» The data
◇ ◇ ◇

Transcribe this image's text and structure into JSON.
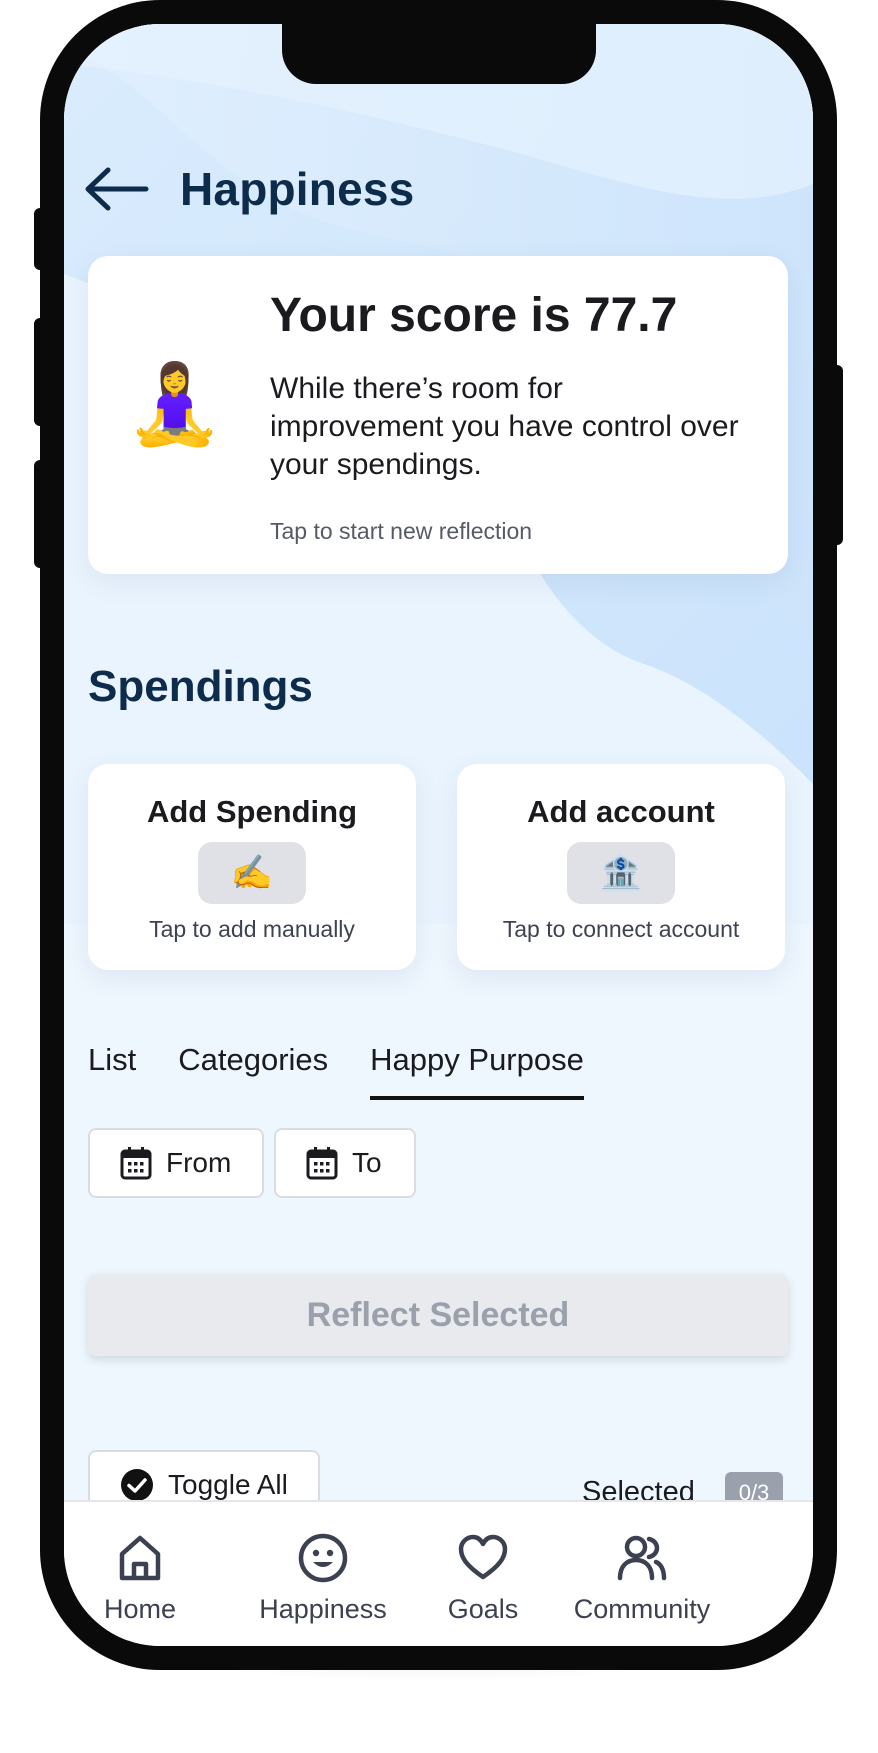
{
  "header": {
    "title": "Happiness",
    "back_icon": "arrow-left-icon"
  },
  "score_card": {
    "emoji": "🧘‍♀️",
    "title": "Your score is 77.7",
    "score": 77.7,
    "description": "While there’s room for improvement you have control over your spendings.",
    "hint": "Tap to start new reflection"
  },
  "spendings": {
    "section_title": "Spendings",
    "add_spending": {
      "title": "Add Spending",
      "plus": "+",
      "emoji": "✍️",
      "hint": "Tap to add manually"
    },
    "add_account": {
      "title": "Add account",
      "plus": "+",
      "emoji": "🏦",
      "hint": "Tap to connect account"
    }
  },
  "tabs": [
    {
      "label": "List",
      "active": false
    },
    {
      "label": "Categories",
      "active": false
    },
    {
      "label": "Happy Purpose",
      "active": true
    }
  ],
  "filters": {
    "from_label": "From",
    "to_label": "To",
    "icon": "calendar-icon"
  },
  "reflect_button": {
    "label": "Reflect Selected",
    "disabled": true
  },
  "selection": {
    "toggle_label": "Toggle All",
    "selected_label": "Selected",
    "selected_count": "0/3"
  },
  "bottom_nav": [
    {
      "label": "Home",
      "icon": "home-icon"
    },
    {
      "label": "Happiness",
      "icon": "smiley-icon"
    },
    {
      "label": "Goals",
      "icon": "heart-icon"
    },
    {
      "label": "Community",
      "icon": "people-icon"
    }
  ],
  "colors": {
    "title": "#0d2b4a",
    "background": "#eef6fe",
    "wave": "#cfe6fc",
    "disabled_text": "#9aa1ad"
  }
}
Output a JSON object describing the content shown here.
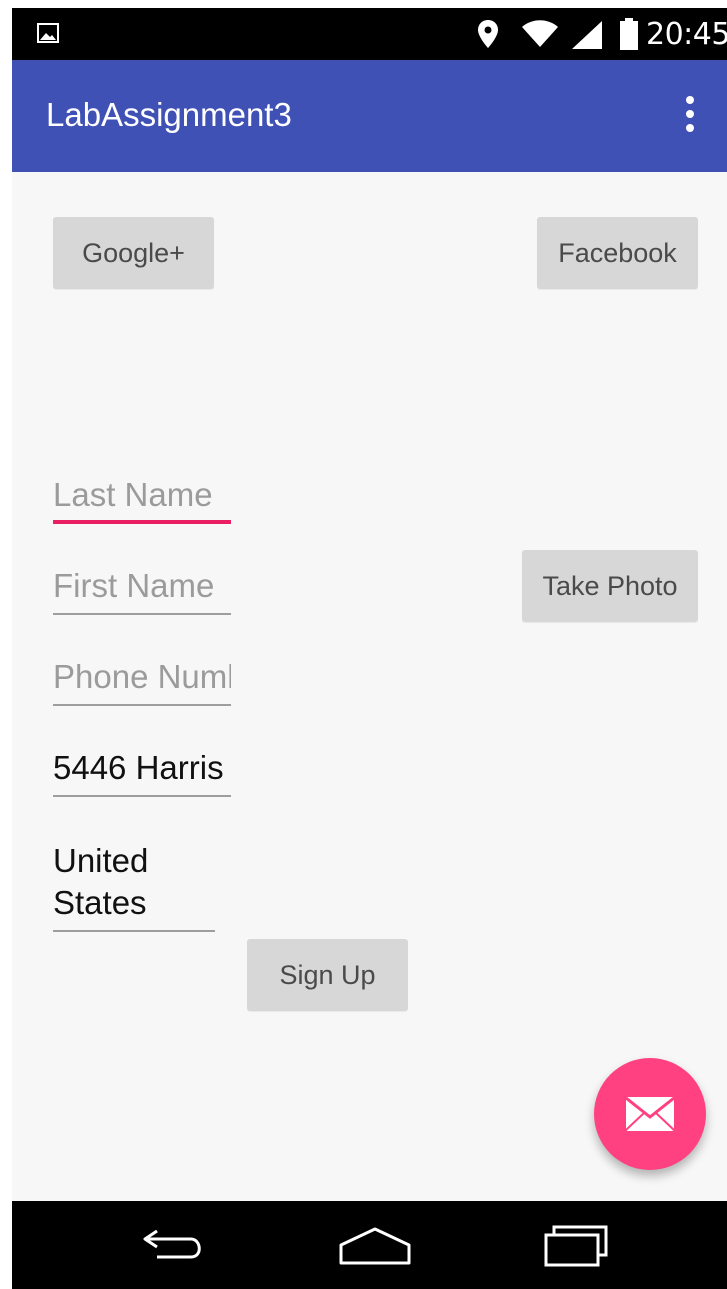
{
  "status_bar": {
    "time": "20:45",
    "icons": [
      "gallery-icon",
      "location-icon",
      "wifi-icon",
      "signal-icon",
      "battery-icon"
    ]
  },
  "app_bar": {
    "title": "LabAssignment3",
    "menu_icon": "overflow-menu-icon",
    "color": "#3f51b5"
  },
  "buttons": {
    "google": "Google+",
    "facebook": "Facebook",
    "take_photo": "Take Photo",
    "sign_up": "Sign Up"
  },
  "form": {
    "last_name": {
      "placeholder": "Last Name",
      "value": ""
    },
    "first_name": {
      "placeholder": "First Name",
      "value": ""
    },
    "phone": {
      "placeholder": "Phone Number",
      "value": ""
    },
    "address": {
      "value": "5446 Harris"
    },
    "country": {
      "value": "United States"
    }
  },
  "fab": {
    "icon": "mail-icon",
    "color": "#ff4081"
  },
  "nav_bar": {
    "icons": [
      "back-icon",
      "home-icon",
      "recent-apps-icon"
    ]
  },
  "colors": {
    "accent": "#e91e63",
    "primary": "#3f51b5"
  }
}
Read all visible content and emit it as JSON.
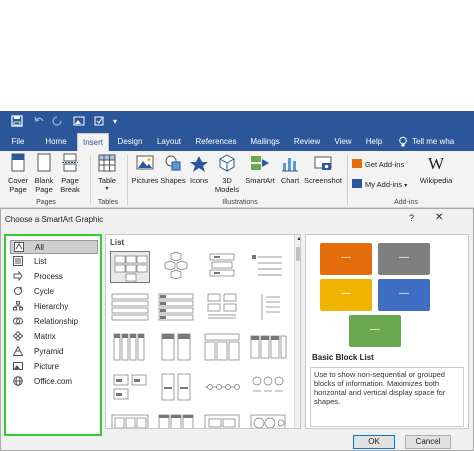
{
  "quickaccess": {
    "save_icon": "save-icon",
    "undo_icon": "undo-icon",
    "redo_icon": "redo-icon",
    "picture_icon": "insert-picture-icon",
    "customize_icon": "customize-quick-access-icon"
  },
  "tabs": [
    "File",
    "Home",
    "Insert",
    "Design",
    "Layout",
    "References",
    "Mailings",
    "Review",
    "View",
    "Help"
  ],
  "tell_me": "Tell me wha",
  "ribbon": {
    "pages": {
      "cover_page": "Cover Page",
      "cover_page_l1": "Cover",
      "cover_page_l2": "Page",
      "blank_page_l1": "Blank",
      "blank_page_l2": "Page",
      "page_break_l1": "Page",
      "page_break_l2": "Break",
      "group": "Pages"
    },
    "tables": {
      "table": "Table",
      "group": "Tables"
    },
    "illustrations": {
      "pictures": "Pictures",
      "shapes": "Shapes",
      "icons": "Icons",
      "models_l1": "3D",
      "models_l2": "Models",
      "smartart": "SmartArt",
      "chart": "Chart",
      "screenshot": "Screenshot",
      "group": "Illustrations"
    },
    "addins": {
      "get_addins": "Get Add-ins",
      "my_addins": "My Add-ins",
      "wikipedia": "Wikipedia",
      "group": "Add-ins"
    }
  },
  "dialog": {
    "title": "Choose a SmartArt Graphic",
    "help": "?",
    "close": "✕",
    "categories": [
      "All",
      "List",
      "Process",
      "Cycle",
      "Hierarchy",
      "Relationship",
      "Matrix",
      "Pyramid",
      "Picture",
      "Office.com"
    ],
    "gallery_title": "List",
    "preview_name": "Basic Block List",
    "preview_desc": "Use to show non-sequential or grouped blocks of information. Maximizes both horizontal and vertical display space for shapes.",
    "block_text": "—",
    "ok": "OK",
    "cancel": "Cancel",
    "colors": {
      "orange": "#e46c0a",
      "gray": "#7f7f7f",
      "yellow": "#f0b400",
      "blue": "#3f6fc4",
      "green": "#6aa84f",
      "accent": "#2b579a",
      "selection_outline": "#33cc33"
    }
  }
}
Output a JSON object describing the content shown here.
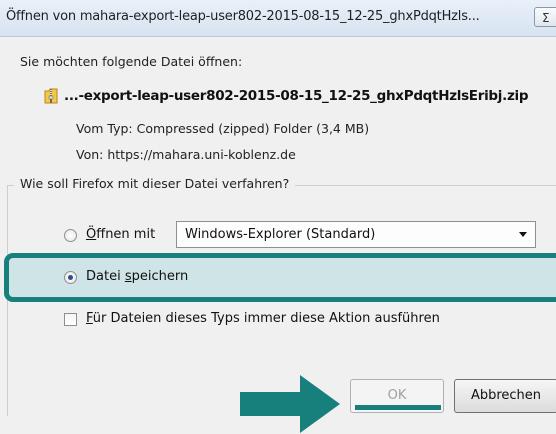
{
  "dialog": {
    "title": "Öffnen von mahara-export-leap-user802-2015-08-15_12-25_ghxPdqtHzls...",
    "close_label": "Σ",
    "prompt": "Sie möchten folgende Datei öffnen:",
    "file_name": "...-export-leap-user802-2015-08-15_12-25_ghxPdqtHzlsEribj.zip",
    "type_label": "Vom Typ:",
    "type_value": "Compressed (zipped) Folder (3,4 MB)",
    "from_label": "Von:",
    "from_value": "https://mahara.uni-koblenz.de"
  },
  "action_group": {
    "legend": "Wie soll Firefox mit dieser Datei verfahren?",
    "open_with": {
      "label_pre": "",
      "label_u": "Ö",
      "label_post": "ffnen mit",
      "selected": false
    },
    "app_select": {
      "value": "Windows-Explorer (Standard)"
    },
    "save_file": {
      "label_pre": "Datei ",
      "label_u": "s",
      "label_post": "peichern",
      "selected": true
    },
    "remember": {
      "label_pre": "",
      "label_u": "F",
      "label_post": "ür Dateien dieses Typs immer diese Aktion ausführen",
      "checked": false
    }
  },
  "buttons": {
    "ok": "OK",
    "cancel": "Abbrechen"
  },
  "colors": {
    "highlight": "#17807d",
    "highlight_fill": "#cfe4e6",
    "arrow": "#17807d"
  },
  "icons": {
    "file": "zip-folder-icon",
    "arrow": "arrow-right-icon"
  }
}
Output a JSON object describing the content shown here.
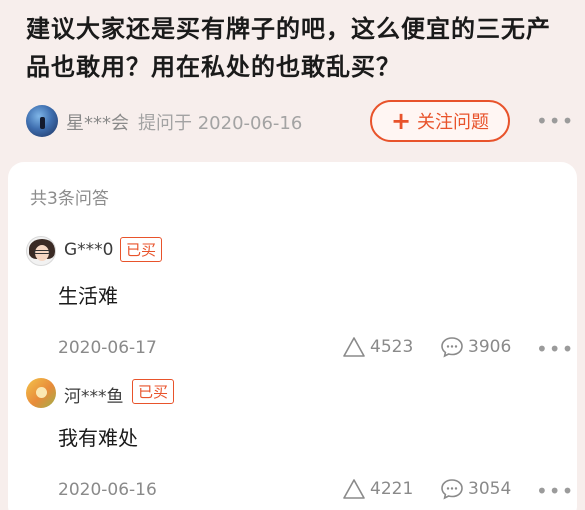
{
  "question": {
    "title": "建议大家还是买有牌子的吧，这么便宜的三无产品也敢用？用在私处的也敢乱买？",
    "asker_name": "星***会",
    "asked_at": "提问于 2020-06-16",
    "follow_label": "关注问题",
    "more_label": "•••"
  },
  "answers_section": {
    "count_label": "共3条问答",
    "items": [
      {
        "user": "G***0",
        "badge": "已买",
        "text": "生活难",
        "date": "2020-06-17",
        "likes": "4523",
        "comments": "3906",
        "more": "•••"
      },
      {
        "user": "河***鱼",
        "badge": "已买",
        "text": "我有难处",
        "date": "2020-06-16",
        "likes": "4221",
        "comments": "3054",
        "more": "•••"
      }
    ]
  },
  "colors": {
    "accent": "#e8532b",
    "header_bg": "#f7eeec",
    "muted_text": "#8a8a8a"
  }
}
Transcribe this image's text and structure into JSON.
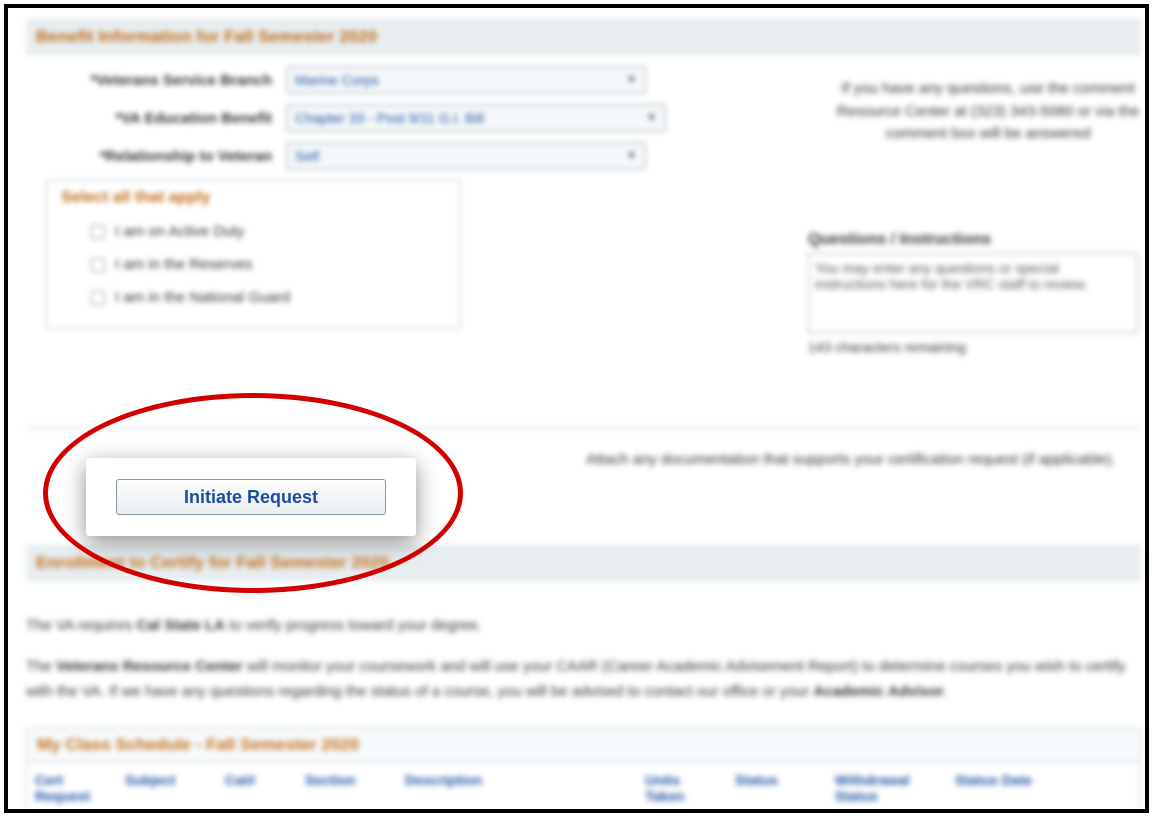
{
  "section1_title": "Benefit Information for Fall Semester 2020",
  "labels": {
    "branch": "*Veterans Service Branch",
    "benefit": "*VA Education Benefit",
    "relationship": "*Relationship to Veteran"
  },
  "dropdowns": {
    "branch": "Marine Corps",
    "benefit": "Chapter 33 - Post 9/11 G.I. Bill",
    "relationship": "Self"
  },
  "select_all": {
    "title": "Select all that apply",
    "items": [
      "I am on Active Duty",
      "I am in the Reserves",
      "I am in the National Guard"
    ]
  },
  "right": {
    "help_line1": "If you have any questions, use the comment",
    "help_line2": "Resource Center at (323) 343-5080 or via the",
    "help_line3": "comment box will be answered",
    "qi_label": "Questions / Instructions",
    "qi_placeholder": "You may enter any questions or special instructions here for the VRC staff to review.",
    "qi_remaining": "143 characters remaining"
  },
  "attach_text": "Attach any documentation that supports your certification request (if applicable).",
  "initiate_button": "Initiate Request",
  "section2_title": "Enrollment to Certify for Fall Semester 2020",
  "para1_prefix": "The VA requires ",
  "para1_bold": "Cal State LA",
  "para1_suffix": " to verify progress toward your degree.",
  "para2_prefix": "The ",
  "para2_bold": "Veterans Resource Center",
  "para2_mid": " will monitor your coursework and will use your CAAR (Career Academic Advisement Report) to determine courses you wish to certify with the VA. If we have any questions regarding the status of a course, you will be advised to contact our office or your ",
  "para2_bold2": "Academic Advisor",
  "para2_end": ".",
  "schedule_title": "My Class Schedule - Fall Semester 2020",
  "table_headers": [
    "Cert Request",
    "Subject",
    "Cat#",
    "Section",
    "Description",
    "Units Taken",
    "Status",
    "Withdrawal Status",
    "Status Date"
  ]
}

◇ ◇ ◇

Pick out, from the lines above, every one that contains the string "SmartArt".

      "smartart": "SmartArt",
    "title": "Choose a SmartArt Graphic",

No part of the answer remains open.